Stored data entries:
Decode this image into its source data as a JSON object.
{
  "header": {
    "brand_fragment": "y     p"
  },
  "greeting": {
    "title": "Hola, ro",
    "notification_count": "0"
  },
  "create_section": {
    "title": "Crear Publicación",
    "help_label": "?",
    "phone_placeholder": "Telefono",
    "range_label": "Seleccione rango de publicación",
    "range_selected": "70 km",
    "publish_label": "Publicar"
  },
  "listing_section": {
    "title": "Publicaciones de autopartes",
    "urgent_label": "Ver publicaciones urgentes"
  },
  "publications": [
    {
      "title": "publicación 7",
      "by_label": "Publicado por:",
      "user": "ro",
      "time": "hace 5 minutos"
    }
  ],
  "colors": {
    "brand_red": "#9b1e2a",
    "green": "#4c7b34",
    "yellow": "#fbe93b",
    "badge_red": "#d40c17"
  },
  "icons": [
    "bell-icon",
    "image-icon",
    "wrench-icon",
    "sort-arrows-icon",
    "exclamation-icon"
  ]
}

» **WHAT THIS TASK INVOLVES**
Extract every record and return it verbatim.

» **OUTPUT FOR THIS TASK**
Decode this image into its source data as a JSON object.
{
  "header": {
    "brand_fragment": "y     p"
  },
  "greeting": {
    "title": "Hola, ro",
    "notification_count": "0"
  },
  "create_section": {
    "title": "Crear Publicación",
    "help_label": "?",
    "phone_placeholder": "Telefono",
    "range_label": "Seleccione rango de publicación",
    "range_selected": "70 km",
    "publish_label": "Publicar"
  },
  "listing_section": {
    "title": "Publicaciones de autopartes",
    "urgent_label": "Ver publicaciones urgentes"
  },
  "publications": [
    {
      "title": "publicación 7",
      "by_label": "Publicado por:",
      "user": "ro",
      "time": "hace 5 minutos"
    }
  ],
  "colors": {
    "brand_red": "#9b1e2a",
    "green": "#4c7b34",
    "yellow": "#fbe93b",
    "badge_red": "#d40c17"
  },
  "icons": [
    "bell-icon",
    "image-icon",
    "wrench-icon",
    "sort-arrows-icon",
    "exclamation-icon"
  ]
}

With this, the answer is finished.